— BEGIN —

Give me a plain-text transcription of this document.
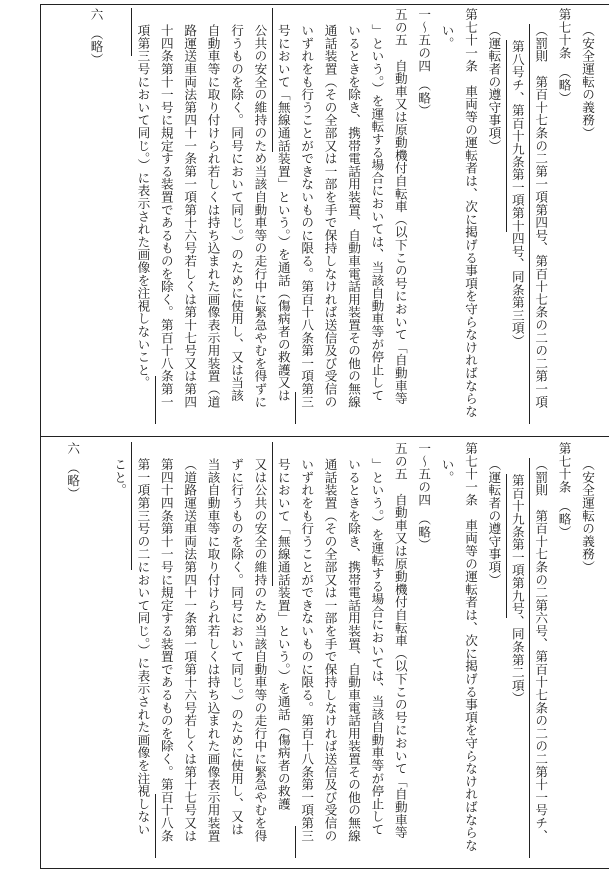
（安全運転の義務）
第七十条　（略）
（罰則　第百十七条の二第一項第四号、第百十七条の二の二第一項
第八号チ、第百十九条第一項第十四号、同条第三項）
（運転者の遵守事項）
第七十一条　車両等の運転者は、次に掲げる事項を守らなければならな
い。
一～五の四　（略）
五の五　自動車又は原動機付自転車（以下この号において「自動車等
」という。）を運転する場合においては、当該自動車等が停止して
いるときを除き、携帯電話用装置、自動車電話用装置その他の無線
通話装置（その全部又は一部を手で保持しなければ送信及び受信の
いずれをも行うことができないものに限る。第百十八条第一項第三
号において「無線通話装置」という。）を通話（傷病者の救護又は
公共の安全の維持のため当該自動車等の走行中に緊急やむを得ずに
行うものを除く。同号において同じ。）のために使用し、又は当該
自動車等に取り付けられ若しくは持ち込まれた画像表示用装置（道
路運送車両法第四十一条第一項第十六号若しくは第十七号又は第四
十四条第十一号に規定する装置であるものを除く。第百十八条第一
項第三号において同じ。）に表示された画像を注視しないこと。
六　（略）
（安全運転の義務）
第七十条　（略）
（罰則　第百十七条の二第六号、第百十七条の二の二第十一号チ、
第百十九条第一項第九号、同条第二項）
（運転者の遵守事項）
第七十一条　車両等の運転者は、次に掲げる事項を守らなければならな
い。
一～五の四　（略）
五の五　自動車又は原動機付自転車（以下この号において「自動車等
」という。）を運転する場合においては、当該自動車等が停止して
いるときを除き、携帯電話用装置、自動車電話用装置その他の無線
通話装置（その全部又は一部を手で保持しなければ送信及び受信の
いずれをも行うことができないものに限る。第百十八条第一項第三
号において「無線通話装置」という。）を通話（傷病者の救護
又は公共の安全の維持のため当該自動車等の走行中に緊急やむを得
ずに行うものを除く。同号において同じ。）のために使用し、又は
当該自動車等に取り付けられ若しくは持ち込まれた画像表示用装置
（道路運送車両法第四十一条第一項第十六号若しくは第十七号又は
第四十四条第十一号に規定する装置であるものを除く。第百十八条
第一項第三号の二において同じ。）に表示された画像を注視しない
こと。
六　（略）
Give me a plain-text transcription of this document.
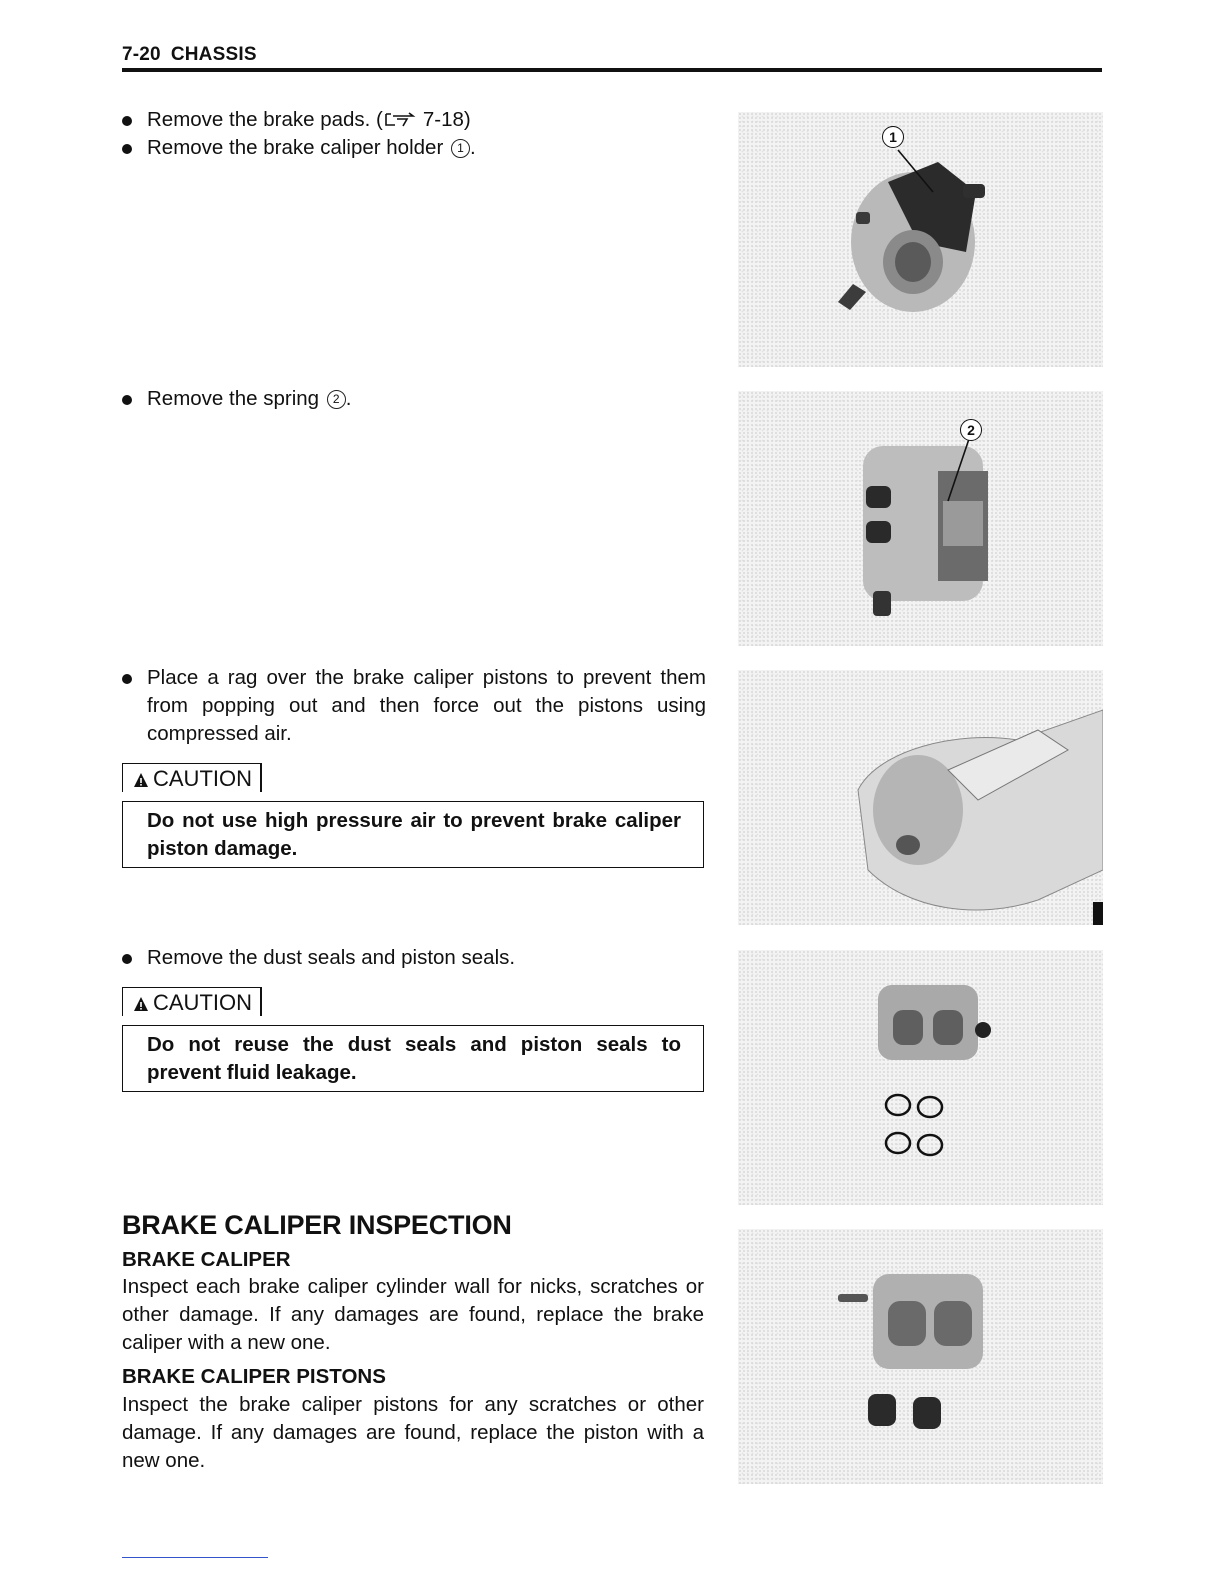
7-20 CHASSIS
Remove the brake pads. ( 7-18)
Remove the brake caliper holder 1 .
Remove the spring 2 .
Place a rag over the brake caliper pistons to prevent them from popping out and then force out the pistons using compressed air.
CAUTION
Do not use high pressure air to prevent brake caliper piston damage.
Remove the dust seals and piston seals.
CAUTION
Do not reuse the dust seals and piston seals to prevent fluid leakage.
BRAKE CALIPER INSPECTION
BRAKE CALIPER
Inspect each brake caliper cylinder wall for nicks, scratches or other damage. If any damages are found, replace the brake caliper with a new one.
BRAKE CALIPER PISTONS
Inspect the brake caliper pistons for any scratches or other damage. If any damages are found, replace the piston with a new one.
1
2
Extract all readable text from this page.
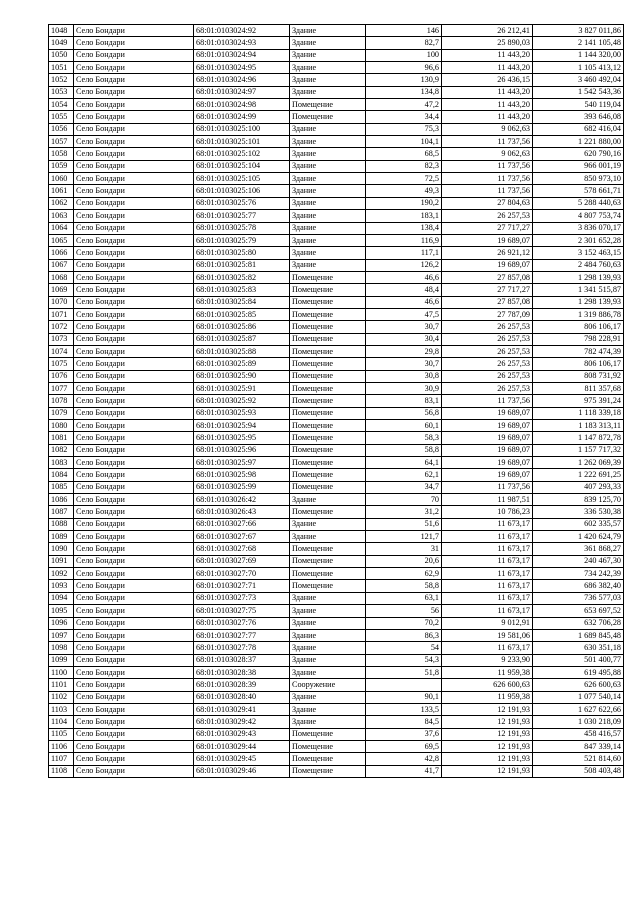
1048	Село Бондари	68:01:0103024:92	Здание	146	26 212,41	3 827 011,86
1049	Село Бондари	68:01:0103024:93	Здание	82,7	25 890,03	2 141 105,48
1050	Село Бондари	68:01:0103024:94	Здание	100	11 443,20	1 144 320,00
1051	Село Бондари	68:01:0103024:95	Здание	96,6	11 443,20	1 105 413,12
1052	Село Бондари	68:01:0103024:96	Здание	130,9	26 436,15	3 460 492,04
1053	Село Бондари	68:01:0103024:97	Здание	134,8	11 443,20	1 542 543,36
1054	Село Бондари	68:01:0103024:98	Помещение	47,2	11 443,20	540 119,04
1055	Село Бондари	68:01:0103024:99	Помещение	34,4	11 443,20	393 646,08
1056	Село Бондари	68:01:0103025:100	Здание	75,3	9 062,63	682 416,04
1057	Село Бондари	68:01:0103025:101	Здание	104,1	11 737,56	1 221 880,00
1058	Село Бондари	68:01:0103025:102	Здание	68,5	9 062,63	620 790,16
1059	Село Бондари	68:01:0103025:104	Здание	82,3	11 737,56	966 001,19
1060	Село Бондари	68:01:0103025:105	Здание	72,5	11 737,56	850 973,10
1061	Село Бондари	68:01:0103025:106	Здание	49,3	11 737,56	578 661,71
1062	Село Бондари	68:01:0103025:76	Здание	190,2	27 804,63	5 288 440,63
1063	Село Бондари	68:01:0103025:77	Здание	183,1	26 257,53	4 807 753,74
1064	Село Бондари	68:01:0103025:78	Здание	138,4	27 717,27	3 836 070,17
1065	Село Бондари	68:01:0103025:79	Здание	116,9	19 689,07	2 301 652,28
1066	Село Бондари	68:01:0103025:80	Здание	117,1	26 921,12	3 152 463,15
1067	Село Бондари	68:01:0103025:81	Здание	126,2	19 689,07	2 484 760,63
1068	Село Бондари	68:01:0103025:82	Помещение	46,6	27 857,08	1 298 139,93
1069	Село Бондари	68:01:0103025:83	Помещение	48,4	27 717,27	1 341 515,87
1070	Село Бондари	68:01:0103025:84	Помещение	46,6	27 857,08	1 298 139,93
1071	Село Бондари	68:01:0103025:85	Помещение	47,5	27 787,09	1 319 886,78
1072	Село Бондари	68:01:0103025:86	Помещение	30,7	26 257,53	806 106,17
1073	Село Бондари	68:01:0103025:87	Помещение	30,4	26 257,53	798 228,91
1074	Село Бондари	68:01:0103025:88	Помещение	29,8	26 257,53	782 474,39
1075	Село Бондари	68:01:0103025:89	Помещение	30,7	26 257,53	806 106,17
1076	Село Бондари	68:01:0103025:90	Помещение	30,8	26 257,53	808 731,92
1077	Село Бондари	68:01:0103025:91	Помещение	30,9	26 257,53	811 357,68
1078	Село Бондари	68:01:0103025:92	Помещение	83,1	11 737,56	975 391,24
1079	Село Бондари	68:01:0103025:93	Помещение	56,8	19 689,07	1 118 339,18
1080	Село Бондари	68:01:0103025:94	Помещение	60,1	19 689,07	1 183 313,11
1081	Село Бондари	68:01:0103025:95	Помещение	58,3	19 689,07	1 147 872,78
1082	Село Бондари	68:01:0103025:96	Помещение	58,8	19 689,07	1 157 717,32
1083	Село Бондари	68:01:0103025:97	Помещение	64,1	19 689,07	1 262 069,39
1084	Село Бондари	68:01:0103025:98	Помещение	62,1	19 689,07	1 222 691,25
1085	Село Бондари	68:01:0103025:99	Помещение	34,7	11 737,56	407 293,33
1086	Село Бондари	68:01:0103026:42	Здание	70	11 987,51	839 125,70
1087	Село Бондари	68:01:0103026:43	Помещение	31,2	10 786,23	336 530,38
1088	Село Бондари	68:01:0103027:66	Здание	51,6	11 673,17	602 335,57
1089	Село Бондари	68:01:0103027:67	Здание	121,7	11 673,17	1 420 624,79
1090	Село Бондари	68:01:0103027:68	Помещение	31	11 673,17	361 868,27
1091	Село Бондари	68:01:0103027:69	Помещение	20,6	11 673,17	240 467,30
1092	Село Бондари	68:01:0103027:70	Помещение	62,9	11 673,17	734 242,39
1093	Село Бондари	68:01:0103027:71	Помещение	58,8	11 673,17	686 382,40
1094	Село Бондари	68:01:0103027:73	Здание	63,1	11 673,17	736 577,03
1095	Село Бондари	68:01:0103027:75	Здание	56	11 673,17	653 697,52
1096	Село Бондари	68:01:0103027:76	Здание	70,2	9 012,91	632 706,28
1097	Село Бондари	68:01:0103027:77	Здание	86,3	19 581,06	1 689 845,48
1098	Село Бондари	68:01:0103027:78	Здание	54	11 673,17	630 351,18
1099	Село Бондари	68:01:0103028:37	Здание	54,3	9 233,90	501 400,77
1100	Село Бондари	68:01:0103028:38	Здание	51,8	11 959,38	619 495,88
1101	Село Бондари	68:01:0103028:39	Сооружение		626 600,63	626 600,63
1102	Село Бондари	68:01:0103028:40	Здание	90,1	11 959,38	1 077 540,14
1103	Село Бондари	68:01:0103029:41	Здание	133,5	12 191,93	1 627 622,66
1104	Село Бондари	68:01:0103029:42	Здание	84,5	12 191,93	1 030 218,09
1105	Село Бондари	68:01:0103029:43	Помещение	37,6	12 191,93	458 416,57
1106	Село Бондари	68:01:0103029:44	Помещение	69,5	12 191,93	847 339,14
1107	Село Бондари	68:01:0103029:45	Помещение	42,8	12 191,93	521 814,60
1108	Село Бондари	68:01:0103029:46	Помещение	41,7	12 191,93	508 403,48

— END —

— Given request —
Report every line in the data above in which the word "damages" appears.

— Solution for this problem —
Inspect each brake caliper cylinder wall for nicks, scratches or other damage. If any damages are found, replace the brake caliper with a new one.
Inspect the brake caliper pistons for any scratches or other damage. If any damages are found, replace the piston with a new one.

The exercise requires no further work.